(AIM OF THE EXERCISE):
Show all lines holding the string "لقيمة".

--- MATERIAL SUPPLIED ---

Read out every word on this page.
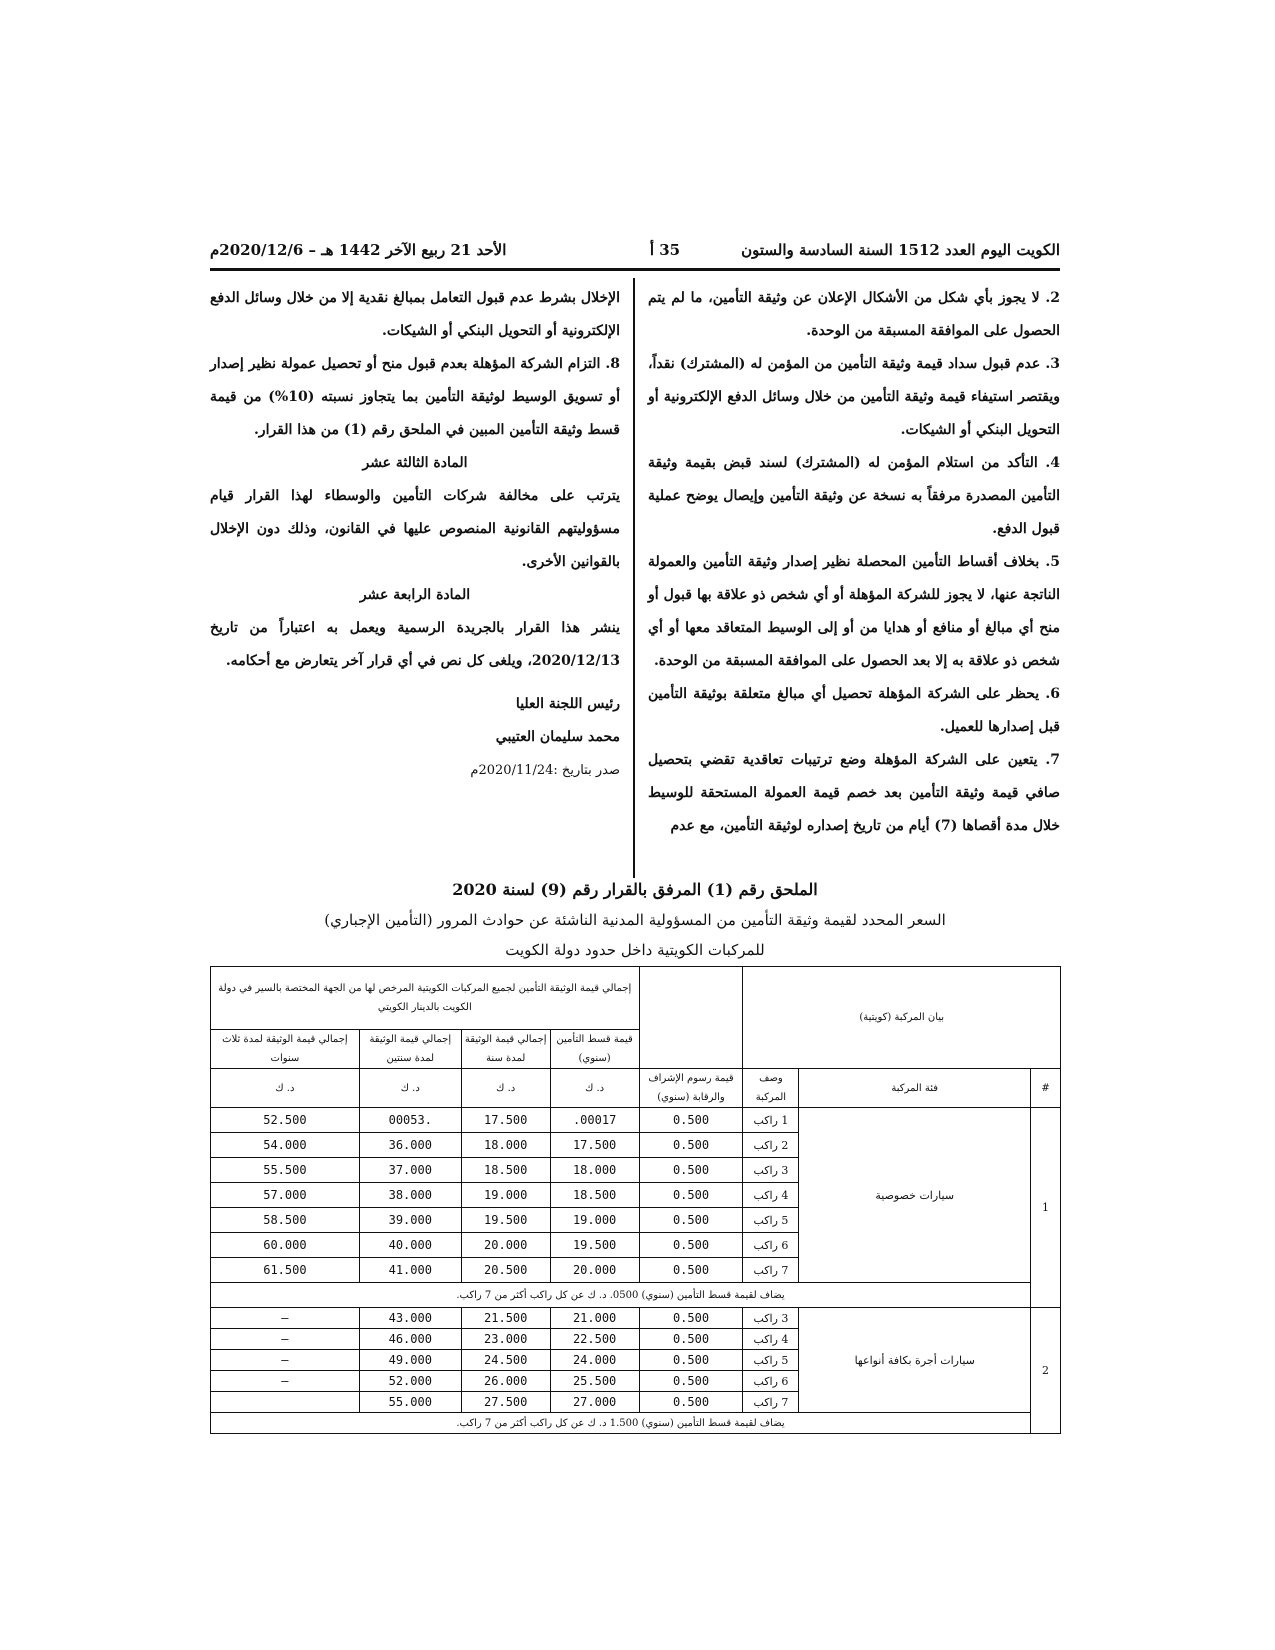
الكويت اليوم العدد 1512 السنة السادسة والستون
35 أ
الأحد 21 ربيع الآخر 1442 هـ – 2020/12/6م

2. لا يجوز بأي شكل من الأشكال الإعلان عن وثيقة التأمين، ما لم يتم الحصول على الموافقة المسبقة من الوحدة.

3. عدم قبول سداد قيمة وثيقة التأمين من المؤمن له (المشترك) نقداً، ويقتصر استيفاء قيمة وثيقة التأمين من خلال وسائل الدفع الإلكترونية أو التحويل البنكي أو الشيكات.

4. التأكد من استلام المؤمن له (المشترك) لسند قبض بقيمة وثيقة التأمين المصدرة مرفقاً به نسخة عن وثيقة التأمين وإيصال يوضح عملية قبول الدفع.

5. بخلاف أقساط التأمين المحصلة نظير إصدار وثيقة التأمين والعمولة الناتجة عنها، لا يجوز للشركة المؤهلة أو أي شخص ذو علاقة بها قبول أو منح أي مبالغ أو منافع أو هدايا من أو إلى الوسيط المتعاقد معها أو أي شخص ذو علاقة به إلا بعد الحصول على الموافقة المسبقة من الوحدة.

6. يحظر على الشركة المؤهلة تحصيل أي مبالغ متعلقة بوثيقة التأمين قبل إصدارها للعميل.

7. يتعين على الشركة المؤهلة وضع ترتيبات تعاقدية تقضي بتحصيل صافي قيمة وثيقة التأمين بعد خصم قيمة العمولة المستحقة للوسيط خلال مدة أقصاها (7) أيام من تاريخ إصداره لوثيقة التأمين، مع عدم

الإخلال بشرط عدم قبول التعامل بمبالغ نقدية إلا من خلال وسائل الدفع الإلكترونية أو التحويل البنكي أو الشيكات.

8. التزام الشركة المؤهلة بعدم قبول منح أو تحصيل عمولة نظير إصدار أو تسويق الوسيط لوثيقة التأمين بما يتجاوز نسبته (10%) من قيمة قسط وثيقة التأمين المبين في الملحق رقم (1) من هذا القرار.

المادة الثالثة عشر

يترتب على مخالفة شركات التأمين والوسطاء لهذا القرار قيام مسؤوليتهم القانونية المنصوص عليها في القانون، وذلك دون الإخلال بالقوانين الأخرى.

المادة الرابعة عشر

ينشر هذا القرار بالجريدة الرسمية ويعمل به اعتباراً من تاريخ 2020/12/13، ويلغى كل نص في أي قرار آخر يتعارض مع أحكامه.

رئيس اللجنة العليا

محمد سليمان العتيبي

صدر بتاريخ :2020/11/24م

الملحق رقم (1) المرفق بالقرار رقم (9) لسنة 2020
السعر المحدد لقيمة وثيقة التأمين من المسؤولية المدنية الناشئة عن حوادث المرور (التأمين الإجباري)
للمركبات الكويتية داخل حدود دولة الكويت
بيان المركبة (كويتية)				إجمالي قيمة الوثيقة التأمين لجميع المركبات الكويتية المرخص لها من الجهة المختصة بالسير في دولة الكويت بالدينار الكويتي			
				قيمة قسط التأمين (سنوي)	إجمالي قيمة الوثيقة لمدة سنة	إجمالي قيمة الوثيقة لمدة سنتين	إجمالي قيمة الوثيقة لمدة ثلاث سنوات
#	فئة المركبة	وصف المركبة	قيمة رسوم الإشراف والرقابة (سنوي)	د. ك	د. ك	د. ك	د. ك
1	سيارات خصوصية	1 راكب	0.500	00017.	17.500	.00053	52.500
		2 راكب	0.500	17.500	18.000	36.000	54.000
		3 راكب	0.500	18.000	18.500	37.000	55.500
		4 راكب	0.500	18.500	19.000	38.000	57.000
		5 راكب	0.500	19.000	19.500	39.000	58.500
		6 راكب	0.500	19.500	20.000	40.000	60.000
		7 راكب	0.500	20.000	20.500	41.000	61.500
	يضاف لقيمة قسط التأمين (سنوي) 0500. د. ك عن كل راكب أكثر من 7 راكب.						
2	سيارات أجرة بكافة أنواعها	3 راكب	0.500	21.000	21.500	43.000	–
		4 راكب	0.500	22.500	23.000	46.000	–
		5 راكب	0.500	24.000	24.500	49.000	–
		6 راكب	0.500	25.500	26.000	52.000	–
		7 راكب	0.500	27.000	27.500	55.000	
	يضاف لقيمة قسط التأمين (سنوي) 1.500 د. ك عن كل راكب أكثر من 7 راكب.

---
--- MATERIAL SUPPLIED ---

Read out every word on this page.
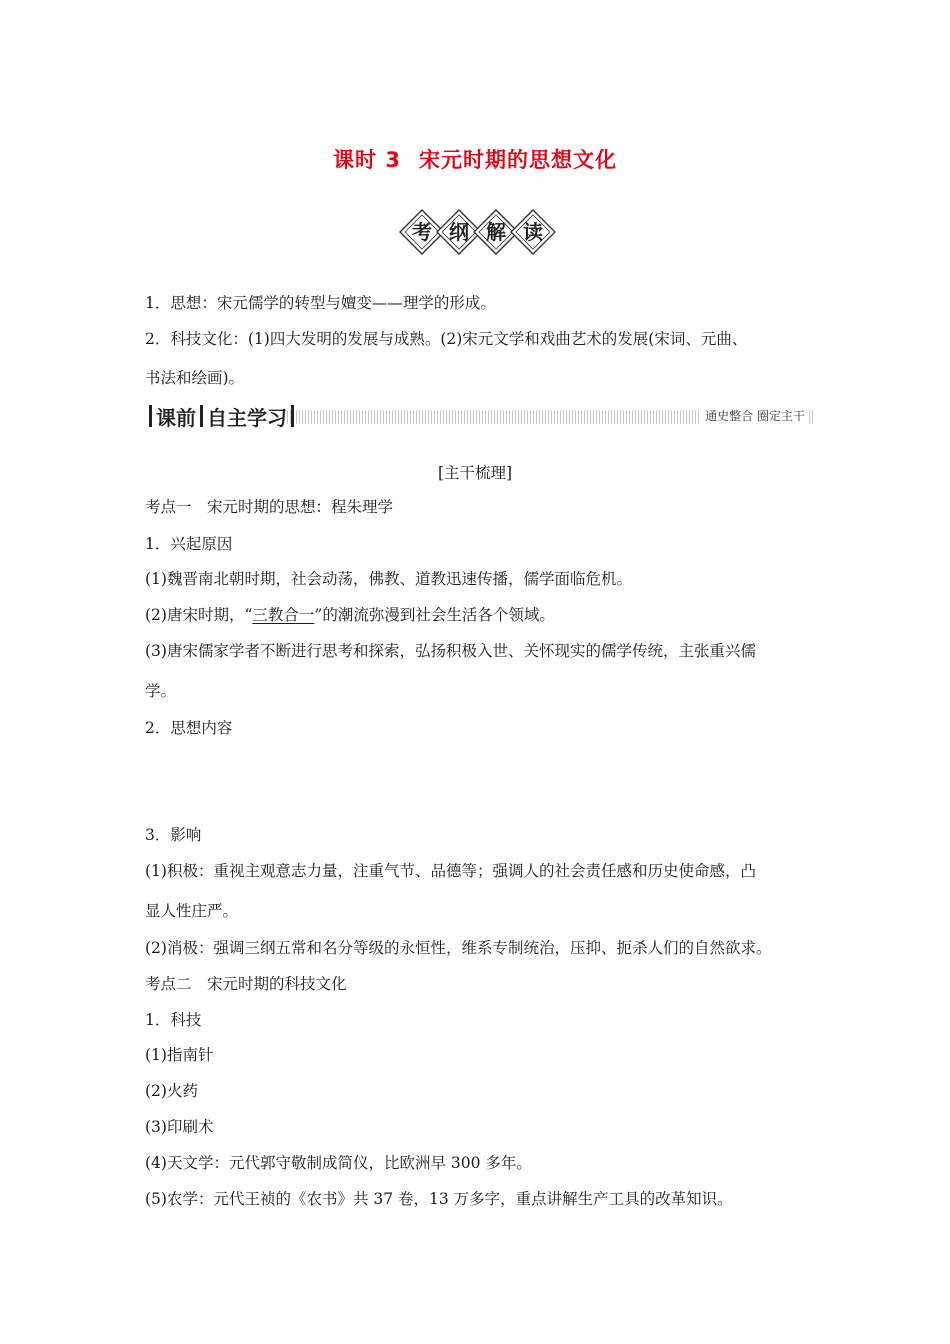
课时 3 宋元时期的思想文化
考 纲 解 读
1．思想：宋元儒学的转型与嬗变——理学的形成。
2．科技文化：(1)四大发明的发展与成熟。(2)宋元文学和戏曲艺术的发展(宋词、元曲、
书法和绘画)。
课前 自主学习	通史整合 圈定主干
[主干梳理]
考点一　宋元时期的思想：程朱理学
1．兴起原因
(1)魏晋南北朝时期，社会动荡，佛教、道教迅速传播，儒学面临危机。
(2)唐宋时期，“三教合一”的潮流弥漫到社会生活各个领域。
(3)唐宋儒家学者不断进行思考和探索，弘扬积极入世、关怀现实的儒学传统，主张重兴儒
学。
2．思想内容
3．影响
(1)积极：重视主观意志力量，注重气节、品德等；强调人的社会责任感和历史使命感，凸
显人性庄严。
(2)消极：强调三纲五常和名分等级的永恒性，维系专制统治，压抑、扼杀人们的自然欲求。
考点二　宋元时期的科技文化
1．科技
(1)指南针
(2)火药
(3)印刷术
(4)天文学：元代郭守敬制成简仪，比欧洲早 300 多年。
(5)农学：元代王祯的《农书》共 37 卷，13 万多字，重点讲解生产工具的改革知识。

---

(WRITTEN REPLY):
السعر المحدد لقيمة وثيقة التأمين من المسؤولية المدنية الناشئة عن حوادث المرور (التأمين الإجباري)
	يضاف لقيمة قسط التأمين (سنوي) 0500. د. ك عن كل راكب أكثر من 7 راكب.						
	يضاف لقيمة قسط التأمين (سنوي) 1.500 د. ك عن كل راكب أكثر من 7 راكب.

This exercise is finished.